[Collected data entries]
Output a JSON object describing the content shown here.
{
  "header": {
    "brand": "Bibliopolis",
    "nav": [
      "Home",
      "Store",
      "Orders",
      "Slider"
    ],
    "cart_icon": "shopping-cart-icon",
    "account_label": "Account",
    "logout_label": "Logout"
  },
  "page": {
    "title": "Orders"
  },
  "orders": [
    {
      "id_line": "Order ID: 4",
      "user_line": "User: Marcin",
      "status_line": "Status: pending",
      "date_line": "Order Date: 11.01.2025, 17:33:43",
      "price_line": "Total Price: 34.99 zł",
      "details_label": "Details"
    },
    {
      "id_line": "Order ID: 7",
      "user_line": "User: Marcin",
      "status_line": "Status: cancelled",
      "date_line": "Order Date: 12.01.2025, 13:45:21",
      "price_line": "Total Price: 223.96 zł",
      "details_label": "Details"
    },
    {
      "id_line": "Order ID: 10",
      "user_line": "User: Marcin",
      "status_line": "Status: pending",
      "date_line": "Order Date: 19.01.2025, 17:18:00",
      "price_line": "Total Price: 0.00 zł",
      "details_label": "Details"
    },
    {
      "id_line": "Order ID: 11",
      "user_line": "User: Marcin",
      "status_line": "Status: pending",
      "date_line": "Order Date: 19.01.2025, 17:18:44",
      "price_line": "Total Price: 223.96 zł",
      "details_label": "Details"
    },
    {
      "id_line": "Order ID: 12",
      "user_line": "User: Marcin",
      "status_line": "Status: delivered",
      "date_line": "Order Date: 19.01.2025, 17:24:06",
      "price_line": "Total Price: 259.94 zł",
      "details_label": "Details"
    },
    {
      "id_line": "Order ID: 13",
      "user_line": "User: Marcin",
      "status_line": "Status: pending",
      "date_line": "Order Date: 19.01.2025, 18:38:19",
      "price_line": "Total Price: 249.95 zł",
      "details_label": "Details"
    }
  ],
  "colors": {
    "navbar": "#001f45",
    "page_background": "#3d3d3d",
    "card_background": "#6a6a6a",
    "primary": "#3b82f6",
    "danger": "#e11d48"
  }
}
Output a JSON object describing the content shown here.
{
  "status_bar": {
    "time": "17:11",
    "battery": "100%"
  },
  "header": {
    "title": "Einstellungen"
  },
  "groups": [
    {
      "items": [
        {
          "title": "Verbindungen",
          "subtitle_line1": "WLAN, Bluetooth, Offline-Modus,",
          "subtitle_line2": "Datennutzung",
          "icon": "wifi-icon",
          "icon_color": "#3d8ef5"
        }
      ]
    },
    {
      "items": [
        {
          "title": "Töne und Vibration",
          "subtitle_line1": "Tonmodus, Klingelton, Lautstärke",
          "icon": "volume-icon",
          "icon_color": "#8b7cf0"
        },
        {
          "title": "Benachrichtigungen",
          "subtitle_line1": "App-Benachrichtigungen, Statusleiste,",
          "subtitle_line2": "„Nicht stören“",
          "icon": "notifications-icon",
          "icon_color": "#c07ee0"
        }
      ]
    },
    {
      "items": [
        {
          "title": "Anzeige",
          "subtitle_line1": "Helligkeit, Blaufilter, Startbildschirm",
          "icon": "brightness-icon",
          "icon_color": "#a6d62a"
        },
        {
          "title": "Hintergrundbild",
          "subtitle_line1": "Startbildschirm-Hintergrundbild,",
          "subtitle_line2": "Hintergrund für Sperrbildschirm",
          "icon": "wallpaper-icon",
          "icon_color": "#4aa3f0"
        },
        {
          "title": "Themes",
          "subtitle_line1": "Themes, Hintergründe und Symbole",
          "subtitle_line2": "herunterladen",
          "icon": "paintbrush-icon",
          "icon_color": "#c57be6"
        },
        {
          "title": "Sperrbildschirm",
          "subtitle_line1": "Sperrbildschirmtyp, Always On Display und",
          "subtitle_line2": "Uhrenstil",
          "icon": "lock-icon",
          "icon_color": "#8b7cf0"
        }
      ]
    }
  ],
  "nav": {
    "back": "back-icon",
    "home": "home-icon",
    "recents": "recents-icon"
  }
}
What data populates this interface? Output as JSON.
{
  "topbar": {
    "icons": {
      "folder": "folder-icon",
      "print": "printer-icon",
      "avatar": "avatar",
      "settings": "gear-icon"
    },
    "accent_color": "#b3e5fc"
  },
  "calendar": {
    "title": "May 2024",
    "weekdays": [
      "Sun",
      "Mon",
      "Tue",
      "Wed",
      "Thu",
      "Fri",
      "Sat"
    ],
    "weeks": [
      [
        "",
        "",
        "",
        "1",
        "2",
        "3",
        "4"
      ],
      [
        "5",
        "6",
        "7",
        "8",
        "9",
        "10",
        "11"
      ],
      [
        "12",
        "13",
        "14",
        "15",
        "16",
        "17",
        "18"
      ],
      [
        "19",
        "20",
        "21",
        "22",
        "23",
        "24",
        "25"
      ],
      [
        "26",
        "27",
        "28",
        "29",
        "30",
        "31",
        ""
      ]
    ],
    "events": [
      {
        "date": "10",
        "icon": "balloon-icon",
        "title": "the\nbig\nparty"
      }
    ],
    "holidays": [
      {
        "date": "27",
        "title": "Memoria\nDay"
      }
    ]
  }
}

▸ BRIEF: All of the entries above must be quoted exactly.

▸ RESULT OF THE EXERCISE:
Output a JSON object describing the content shown here.
{
  "header": {
    "brand": "Bibliopolis",
    "nav": [
      "Home",
      "Store",
      "Orders",
      "Slider"
    ],
    "cart_icon": "shopping-cart-icon",
    "account_label": "Account",
    "logout_label": "Logout"
  },
  "page": {
    "title": "Orders"
  },
  "orders": [
    {
      "id_line": "Order ID: 4",
      "user_line": "User: Marcin",
      "status_line": "Status: pending",
      "date_line": "Order Date: 11.01.2025, 17:33:43",
      "price_line": "Total Price: 34.99 zł",
      "details_label": "Details"
    },
    {
      "id_line": "Order ID: 7",
      "user_line": "User: Marcin",
      "status_line": "Status: cancelled",
      "date_line": "Order Date: 12.01.2025, 13:45:21",
      "price_line": "Total Price: 223.96 zł",
      "details_label": "Details"
    },
    {
      "id_line": "Order ID: 10",
      "user_line": "User: Marcin",
      "status_line": "Status: pending",
      "date_line": "Order Date: 19.01.2025, 17:18:00",
      "price_line": "Total Price: 0.00 zł",
      "details_label": "Details"
    },
    {
      "id_line": "Order ID: 11",
      "user_line": "User: Marcin",
      "status_line": "Status: pending",
      "date_line": "Order Date: 19.01.2025, 17:18:44",
      "price_line": "Total Price: 223.96 zł",
      "details_label": "Details"
    },
    {
      "id_line": "Order ID: 12",
      "user_line": "User: Marcin",
      "status_line": "Status: delivered",
      "date_line": "Order Date: 19.01.2025, 17:24:06",
      "price_line": "Total Price: 259.94 zł",
      "details_label": "Details"
    },
    {
      "id_line": "Order ID: 13",
      "user_line": "User: Marcin",
      "status_line": "Status: pending",
      "date_line": "Order Date: 19.01.2025, 18:38:19",
      "price_line": "Total Price: 249.95 zł",
      "details_label": "Details"
    }
  ],
  "colors": {
    "navbar": "#001f45",
    "page_background": "#3d3d3d",
    "card_background": "#6a6a6a",
    "primary": "#3b82f6",
    "danger": "#e11d48"
  }
}
Output a JSON object describing the content shown here.
{
  "status_bar": {
    "time": "17:11",
    "battery": "100%"
  },
  "header": {
    "title": "Einstellungen"
  },
  "groups": [
    {
      "items": [
        {
          "title": "Verbindungen",
          "subtitle_line1": "WLAN, Bluetooth, Offline-Modus,",
          "subtitle_line2": "Datennutzung",
          "icon": "wifi-icon",
          "icon_color": "#3d8ef5"
        }
      ]
    },
    {
      "items": [
        {
          "title": "Töne und Vibration",
          "subtitle_line1": "Tonmodus, Klingelton, Lautstärke",
          "icon": "volume-icon",
          "icon_color": "#8b7cf0"
        },
        {
          "title": "Benachrichtigungen",
          "subtitle_line1": "App-Benachrichtigungen, Statusleiste,",
          "subtitle_line2": "„Nicht stören“",
          "icon": "notifications-icon",
          "icon_color": "#c07ee0"
        }
      ]
    },
    {
      "items": [
        {
          "title": "Anzeige",
          "subtitle_line1": "Helligkeit, Blaufilter, Startbildschirm",
          "icon": "brightness-icon",
          "icon_color": "#a6d62a"
        },
        {
          "title": "Hintergrundbild",
          "subtitle_line1": "Startbildschirm-Hintergrundbild,",
          "subtitle_line2": "Hintergrund für Sperrbildschirm",
          "icon": "wallpaper-icon",
          "icon_color": "#4aa3f0"
        },
        {
          "title": "Themes",
          "subtitle_line1": "Themes, Hintergründe und Symbole",
          "subtitle_line2": "herunterladen",
          "icon": "paintbrush-icon",
          "icon_color": "#c57be6"
        },
        {
          "title": "Sperrbildschirm",
          "subtitle_line1": "Sperrbildschirmtyp, Always On Display und",
          "subtitle_line2": "Uhrenstil",
          "icon": "lock-icon",
          "icon_color": "#8b7cf0"
        }
      ]
    }
  ],
  "nav": {
    "back": "back-icon",
    "home": "home-icon",
    "recents": "recents-icon"
  }
}
What data populates this interface? Output as JSON.
{
  "topbar": {
    "icons": {
      "folder": "folder-icon",
      "print": "printer-icon",
      "avatar": "avatar",
      "settings": "gear-icon"
    },
    "accent_color": "#b3e5fc"
  },
  "calendar": {
    "title": "May 2024",
    "weekdays": [
      "Sun",
      "Mon",
      "Tue",
      "Wed",
      "Thu",
      "Fri",
      "Sat"
    ],
    "weeks": [
      [
        "",
        "",
        "",
        "1",
        "2",
        "3",
        "4"
      ],
      [
        "5",
        "6",
        "7",
        "8",
        "9",
        "10",
        "11"
      ],
      [
        "12",
        "13",
        "14",
        "15",
        "16",
        "17",
        "18"
      ],
      [
        "19",
        "20",
        "21",
        "22",
        "23",
        "24",
        "25"
      ],
      [
        "26",
        "27",
        "28",
        "29",
        "30",
        "31",
        ""
      ]
    ],
    "events": [
      {
        "date": "10",
        "icon": "balloon-icon",
        "title": "the\nbig\nparty"
      }
    ],
    "holidays": [
      {
        "date": "27",
        "title": "Memoria\nDay"
      }
    ]
  }
}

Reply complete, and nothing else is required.